What is needed:
Could you copy every line of the records below word for word, leaving out the pictures?

Dataset entries:
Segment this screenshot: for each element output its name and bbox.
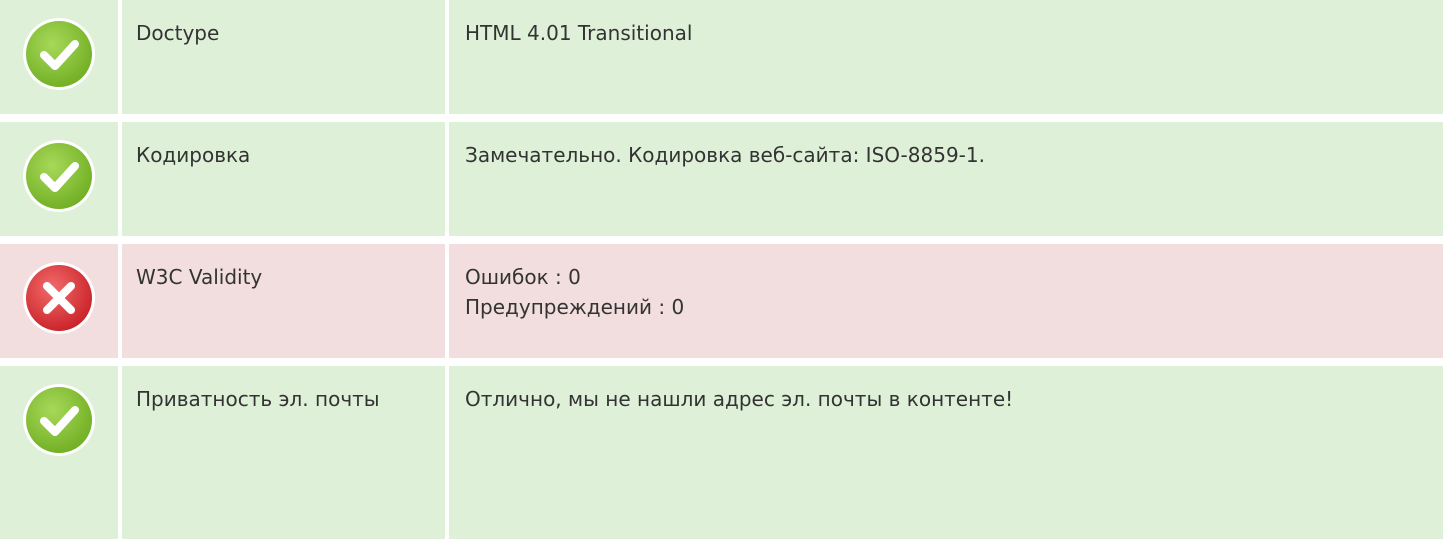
check-label: Doctype [122,0,445,114]
status-cell [0,122,118,236]
check-row-email-privacy: Приватность эл. почты Отлично, мы не наш… [0,366,1443,539]
seo-check-table: Doctype HTML 4.01 Transitional Кодировка… [0,0,1443,539]
check-circle-icon [19,380,99,460]
check-value: Ошибок : 0 Предупреждений : 0 [449,244,1443,358]
error-circle-icon [19,258,99,338]
check-label: Кодировка [122,122,445,236]
value-line: Ошибок : 0 [465,265,581,289]
check-circle-icon [19,14,99,94]
check-circle-icon [19,136,99,216]
check-row-w3c-validity: W3C Validity Ошибок : 0 Предупреждений :… [0,244,1443,358]
status-cell [0,244,118,358]
status-cell [0,0,118,114]
check-value: HTML 4.01 Transitional [449,0,1443,114]
value-line: Отлично, мы не нашли адрес эл. почты в к… [465,387,1014,411]
value-line: HTML 4.01 Transitional [465,21,693,45]
status-cell [0,366,118,539]
value-line: Предупреждений : 0 [465,295,685,319]
check-value: Отлично, мы не нашли адрес эл. почты в к… [449,366,1443,539]
check-value: Замечательно. Кодировка веб-сайта: ISO-8… [449,122,1443,236]
check-label: W3C Validity [122,244,445,358]
check-row-doctype: Doctype HTML 4.01 Transitional [0,0,1443,114]
value-line: Замечательно. Кодировка веб-сайта: ISO-8… [465,143,985,167]
check-label: Приватность эл. почты [122,366,445,539]
check-row-encoding: Кодировка Замечательно. Кодировка веб-са… [0,122,1443,236]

Completed exercise:
Segment this screenshot: for each element output its name and bbox.
check-label: Doctype [122,0,445,114]
status-cell [0,122,118,236]
check-row-email-privacy: Приватность эл. почты Отлично, мы не наш… [0,366,1443,539]
seo-check-table: Doctype HTML 4.01 Transitional Кодировка… [0,0,1443,539]
check-circle-icon [19,380,99,460]
check-value: Ошибок : 0 Предупреждений : 0 [449,244,1443,358]
error-circle-icon [19,258,99,338]
check-label: Кодировка [122,122,445,236]
value-line: Ошибок : 0 [465,265,581,289]
check-circle-icon [19,14,99,94]
check-circle-icon [19,136,99,216]
check-row-w3c-validity: W3C Validity Ошибок : 0 Предупреждений :… [0,244,1443,358]
status-cell [0,244,118,358]
status-cell [0,0,118,114]
check-value: HTML 4.01 Transitional [449,0,1443,114]
value-line: Отлично, мы не нашли адрес эл. почты в к… [465,387,1014,411]
value-line: HTML 4.01 Transitional [465,21,693,45]
status-cell [0,366,118,539]
value-line: Предупреждений : 0 [465,295,685,319]
check-value: Отлично, мы не нашли адрес эл. почты в к… [449,366,1443,539]
check-value: Замечательно. Кодировка веб-сайта: ISO-8… [449,122,1443,236]
check-label: W3C Validity [122,244,445,358]
check-row-doctype: Doctype HTML 4.01 Transitional [0,0,1443,114]
value-line: Замечательно. Кодировка веб-сайта: ISO-8… [465,143,985,167]
check-label: Приватность эл. почты [122,366,445,539]
check-row-encoding: Кодировка Замечательно. Кодировка веб-са… [0,122,1443,236]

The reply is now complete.